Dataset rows
'''
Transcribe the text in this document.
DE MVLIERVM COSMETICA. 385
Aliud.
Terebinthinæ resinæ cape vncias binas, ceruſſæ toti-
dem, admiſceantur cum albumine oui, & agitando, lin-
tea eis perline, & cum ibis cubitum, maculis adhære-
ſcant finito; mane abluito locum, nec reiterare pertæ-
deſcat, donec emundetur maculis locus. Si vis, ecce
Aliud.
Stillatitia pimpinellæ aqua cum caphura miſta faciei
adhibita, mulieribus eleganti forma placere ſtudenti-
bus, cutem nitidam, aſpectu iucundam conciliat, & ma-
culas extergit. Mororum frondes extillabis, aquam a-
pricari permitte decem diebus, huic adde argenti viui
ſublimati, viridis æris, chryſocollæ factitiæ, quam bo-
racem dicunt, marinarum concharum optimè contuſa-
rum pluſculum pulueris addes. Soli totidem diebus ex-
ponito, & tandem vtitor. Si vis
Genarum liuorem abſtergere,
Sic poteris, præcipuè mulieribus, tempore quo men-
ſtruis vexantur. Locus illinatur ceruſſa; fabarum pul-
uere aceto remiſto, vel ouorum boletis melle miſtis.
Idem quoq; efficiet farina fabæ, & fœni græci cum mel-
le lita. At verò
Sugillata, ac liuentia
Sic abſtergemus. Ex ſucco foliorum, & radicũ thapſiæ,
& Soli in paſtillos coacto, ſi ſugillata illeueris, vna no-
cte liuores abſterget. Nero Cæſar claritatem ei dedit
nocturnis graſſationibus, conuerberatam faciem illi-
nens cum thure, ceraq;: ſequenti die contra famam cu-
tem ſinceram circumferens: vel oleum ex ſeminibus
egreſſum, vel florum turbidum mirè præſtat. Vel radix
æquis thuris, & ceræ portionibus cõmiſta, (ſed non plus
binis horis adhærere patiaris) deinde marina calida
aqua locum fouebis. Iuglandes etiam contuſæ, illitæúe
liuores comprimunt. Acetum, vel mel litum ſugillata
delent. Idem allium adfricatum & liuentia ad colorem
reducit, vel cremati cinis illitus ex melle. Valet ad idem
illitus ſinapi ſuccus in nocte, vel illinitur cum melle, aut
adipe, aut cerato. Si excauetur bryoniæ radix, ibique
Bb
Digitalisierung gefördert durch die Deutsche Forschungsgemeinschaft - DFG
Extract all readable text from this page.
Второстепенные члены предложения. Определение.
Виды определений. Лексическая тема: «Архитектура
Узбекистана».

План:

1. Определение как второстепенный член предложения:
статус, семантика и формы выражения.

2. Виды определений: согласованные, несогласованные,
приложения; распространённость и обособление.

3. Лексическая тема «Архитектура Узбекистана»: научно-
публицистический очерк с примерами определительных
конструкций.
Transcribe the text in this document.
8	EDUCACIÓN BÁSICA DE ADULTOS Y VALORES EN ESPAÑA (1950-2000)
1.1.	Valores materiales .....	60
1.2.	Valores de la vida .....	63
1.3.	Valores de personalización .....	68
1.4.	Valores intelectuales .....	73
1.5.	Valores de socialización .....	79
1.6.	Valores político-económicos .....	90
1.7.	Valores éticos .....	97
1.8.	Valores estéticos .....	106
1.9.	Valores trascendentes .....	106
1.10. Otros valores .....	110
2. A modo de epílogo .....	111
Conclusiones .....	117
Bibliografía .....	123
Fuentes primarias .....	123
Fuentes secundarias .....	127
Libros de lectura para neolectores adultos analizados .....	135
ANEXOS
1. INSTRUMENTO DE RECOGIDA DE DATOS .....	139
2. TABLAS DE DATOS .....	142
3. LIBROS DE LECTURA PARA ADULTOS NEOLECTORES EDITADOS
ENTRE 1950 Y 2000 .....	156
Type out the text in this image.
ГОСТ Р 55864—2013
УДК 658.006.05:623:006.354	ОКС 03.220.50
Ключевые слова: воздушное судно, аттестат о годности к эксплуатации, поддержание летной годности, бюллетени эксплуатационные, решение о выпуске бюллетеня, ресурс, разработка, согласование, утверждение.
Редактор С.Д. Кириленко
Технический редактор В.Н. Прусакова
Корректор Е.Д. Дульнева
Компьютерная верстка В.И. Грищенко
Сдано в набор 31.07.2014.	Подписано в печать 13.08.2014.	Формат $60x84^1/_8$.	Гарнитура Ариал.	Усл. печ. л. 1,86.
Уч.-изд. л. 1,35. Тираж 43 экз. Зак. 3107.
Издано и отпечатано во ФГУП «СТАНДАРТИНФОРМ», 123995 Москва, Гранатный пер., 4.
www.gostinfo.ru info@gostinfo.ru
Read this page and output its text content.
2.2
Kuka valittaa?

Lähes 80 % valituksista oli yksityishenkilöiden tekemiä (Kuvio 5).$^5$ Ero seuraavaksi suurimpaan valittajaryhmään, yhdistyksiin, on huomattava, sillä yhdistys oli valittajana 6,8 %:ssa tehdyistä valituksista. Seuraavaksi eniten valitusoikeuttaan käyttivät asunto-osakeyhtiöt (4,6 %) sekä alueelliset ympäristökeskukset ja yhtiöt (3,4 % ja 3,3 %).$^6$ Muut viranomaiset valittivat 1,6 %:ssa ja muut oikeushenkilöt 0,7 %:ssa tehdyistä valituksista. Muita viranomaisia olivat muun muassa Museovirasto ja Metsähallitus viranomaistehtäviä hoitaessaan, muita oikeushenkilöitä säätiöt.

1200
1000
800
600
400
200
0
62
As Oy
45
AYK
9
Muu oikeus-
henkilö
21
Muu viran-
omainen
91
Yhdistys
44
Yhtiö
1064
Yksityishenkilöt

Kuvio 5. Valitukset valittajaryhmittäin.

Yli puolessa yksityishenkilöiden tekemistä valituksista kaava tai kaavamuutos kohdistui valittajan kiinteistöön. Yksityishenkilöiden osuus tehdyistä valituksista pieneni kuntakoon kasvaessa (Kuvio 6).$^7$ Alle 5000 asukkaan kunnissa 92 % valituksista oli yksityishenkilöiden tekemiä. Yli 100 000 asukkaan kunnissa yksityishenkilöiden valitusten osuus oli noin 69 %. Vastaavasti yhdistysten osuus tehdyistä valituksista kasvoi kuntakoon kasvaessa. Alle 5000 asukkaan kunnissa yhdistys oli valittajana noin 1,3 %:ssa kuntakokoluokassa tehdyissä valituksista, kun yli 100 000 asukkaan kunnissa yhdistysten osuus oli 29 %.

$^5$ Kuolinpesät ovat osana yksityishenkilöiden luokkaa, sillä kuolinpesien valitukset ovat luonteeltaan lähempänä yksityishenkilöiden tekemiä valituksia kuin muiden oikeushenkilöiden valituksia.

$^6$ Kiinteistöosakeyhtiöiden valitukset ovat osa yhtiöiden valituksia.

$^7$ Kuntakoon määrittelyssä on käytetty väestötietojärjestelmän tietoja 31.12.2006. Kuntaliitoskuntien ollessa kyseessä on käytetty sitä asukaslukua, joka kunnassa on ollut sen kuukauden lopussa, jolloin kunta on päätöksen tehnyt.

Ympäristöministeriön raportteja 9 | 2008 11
'''
Using the data above, reproduce every line exactly.

Problem solution -
Transcribe the text in this document.
DE MVLIERVM COSMETICA. 385
Aliud.
Terebinthinæ resinæ cape vncias binas, ceruſſæ toti-
dem, admiſceantur cum albumine oui, & agitando, lin-
tea eis perline, & cum ibis cubitum, maculis adhære-
ſcant finito; mane abluito locum, nec reiterare pertæ-
deſcat, donec emundetur maculis locus. Si vis, ecce
Aliud.
Stillatitia pimpinellæ aqua cum caphura miſta faciei
adhibita, mulieribus eleganti forma placere ſtudenti-
bus, cutem nitidam, aſpectu iucundam conciliat, & ma-
culas extergit. Mororum frondes extillabis, aquam a-
pricari permitte decem diebus, huic adde argenti viui
ſublimati, viridis æris, chryſocollæ factitiæ, quam bo-
racem dicunt, marinarum concharum optimè contuſa-
rum pluſculum pulueris addes. Soli totidem diebus ex-
ponito, & tandem vtitor. Si vis
Genarum liuorem abſtergere,
Sic poteris, præcipuè mulieribus, tempore quo men-
ſtruis vexantur. Locus illinatur ceruſſa; fabarum pul-
uere aceto remiſto, vel ouorum boletis melle miſtis.
Idem quoq; efficiet farina fabæ, & fœni græci cum mel-
le lita. At verò
Sugillata, ac liuentia
Sic abſtergemus. Ex ſucco foliorum, & radicũ thapſiæ,
& Soli in paſtillos coacto, ſi ſugillata illeueris, vna no-
cte liuores abſterget. Nero Cæſar claritatem ei dedit
nocturnis graſſationibus, conuerberatam faciem illi-
nens cum thure, ceraq;: ſequenti die contra famam cu-
tem ſinceram circumferens: vel oleum ex ſeminibus
egreſſum, vel florum turbidum mirè præſtat. Vel radix
æquis thuris, & ceræ portionibus cõmiſta, (ſed non plus
binis horis adhærere patiaris) deinde marina calida
aqua locum fouebis. Iuglandes etiam contuſæ, illitæúe
liuores comprimunt. Acetum, vel mel litum ſugillata
delent. Idem allium adfricatum & liuentia ad colorem
reducit, vel cremati cinis illitus ex melle. Valet ad idem
illitus ſinapi ſuccus in nocte, vel illinitur cum melle, aut
adipe, aut cerato. Si excauetur bryoniæ radix, ibique
Bb
Digitalisierung gefördert durch die Deutsche Forschungsgemeinschaft - DFG
Extract all readable text from this page.
Второстепенные члены предложения. Определение.
Виды определений. Лексическая тема: «Архитектура
Узбекистана».

План:

1. Определение как второстепенный член предложения:
статус, семантика и формы выражения.

2. Виды определений: согласованные, несогласованные,
приложения; распространённость и обособление.

3. Лексическая тема «Архитектура Узбекистана»: научно-
публицистический очерк с примерами определительных
конструкций.
Transcribe the text in this document.
8	EDUCACIÓN BÁSICA DE ADULTOS Y VALORES EN ESPAÑA (1950-2000)
1.1.	Valores materiales .....	60
1.2.	Valores de la vida .....	63
1.3.	Valores de personalización .....	68
1.4.	Valores intelectuales .....	73
1.5.	Valores de socialización .....	79
1.6.	Valores político-económicos .....	90
1.7.	Valores éticos .....	97
1.8.	Valores estéticos .....	106
1.9.	Valores trascendentes .....	106
1.10. Otros valores .....	110
2. A modo de epílogo .....	111
Conclusiones .....	117
Bibliografía .....	123
Fuentes primarias .....	123
Fuentes secundarias .....	127
Libros de lectura para neolectores adultos analizados .....	135
ANEXOS
1. INSTRUMENTO DE RECOGIDA DE DATOS .....	139
2. TABLAS DE DATOS .....	142
3. LIBROS DE LECTURA PARA ADULTOS NEOLECTORES EDITADOS
ENTRE 1950 Y 2000 .....	156
Type out the text in this image.
ГОСТ Р 55864—2013
УДК 658.006.05:623:006.354	ОКС 03.220.50
Ключевые слова: воздушное судно, аттестат о годности к эксплуатации, поддержание летной годности, бюллетени эксплуатационные, решение о выпуске бюллетеня, ресурс, разработка, согласование, утверждение.
Редактор С.Д. Кириленко
Технический редактор В.Н. Прусакова
Корректор Е.Д. Дульнева
Компьютерная верстка В.И. Грищенко
Сдано в набор 31.07.2014.	Подписано в печать 13.08.2014.	Формат $60x84^1/_8$.	Гарнитура Ариал.	Усл. печ. л. 1,86.
Уч.-изд. л. 1,35. Тираж 43 экз. Зак. 3107.
Издано и отпечатано во ФГУП «СТАНДАРТИНФОРМ», 123995 Москва, Гранатный пер., 4.
www.gostinfo.ru info@gostinfo.ru
Read this page and output its text content.
2.2
Kuka valittaa?

Lähes 80 % valituksista oli yksityishenkilöiden tekemiä (Kuvio 5).$^5$ Ero seuraavaksi suurimpaan valittajaryhmään, yhdistyksiin, on huomattava, sillä yhdistys oli valittajana 6,8 %:ssa tehdyistä valituksista. Seuraavaksi eniten valitusoikeuttaan käyttivät asunto-osakeyhtiöt (4,6 %) sekä alueelliset ympäristökeskukset ja yhtiöt (3,4 % ja 3,3 %).$^6$ Muut viranomaiset valittivat 1,6 %:ssa ja muut oikeushenkilöt 0,7 %:ssa tehdyistä valituksista. Muita viranomaisia olivat muun muassa Museovirasto ja Metsähallitus viranomaistehtäviä hoitaessaan, muita oikeushenkilöitä säätiöt.

1200
1000
800
600
400
200
0
62
As Oy
45
AYK
9
Muu oikeus-
henkilö
21
Muu viran-
omainen
91
Yhdistys
44
Yhtiö
1064
Yksityishenkilöt

Kuvio 5. Valitukset valittajaryhmittäin.

Yli puolessa yksityishenkilöiden tekemistä valituksista kaava tai kaavamuutos kohdistui valittajan kiinteistöön. Yksityishenkilöiden osuus tehdyistä valituksista pieneni kuntakoon kasvaessa (Kuvio 6).$^7$ Alle 5000 asukkaan kunnissa 92 % valituksista oli yksityishenkilöiden tekemiä. Yli 100 000 asukkaan kunnissa yksityishenkilöiden valitusten osuus oli noin 69 %. Vastaavasti yhdistysten osuus tehdyistä valituksista kasvoi kuntakoon kasvaessa. Alle 5000 asukkaan kunnissa yhdistys oli valittajana noin 1,3 %:ssa kuntakokoluokassa tehdyissä valituksista, kun yli 100 000 asukkaan kunnissa yhdistysten osuus oli 29 %.

$^5$ Kuolinpesät ovat osana yksityishenkilöiden luokkaa, sillä kuolinpesien valitukset ovat luonteeltaan lähempänä yksityishenkilöiden tekemiä valituksia kuin muiden oikeushenkilöiden valituksia.

$^6$ Kiinteistöosakeyhtiöiden valitukset ovat osa yhtiöiden valituksia.

$^7$ Kuntakoon määrittelyssä on käytetty väestötietojärjestelmän tietoja 31.12.2006. Kuntaliitoskuntien ollessa kyseessä on käytetty sitä asukaslukua, joka kunnassa on ollut sen kuukauden lopussa, jolloin kunta on päätöksen tehnyt.

Ympäristöministeriön raportteja 9 | 2008 11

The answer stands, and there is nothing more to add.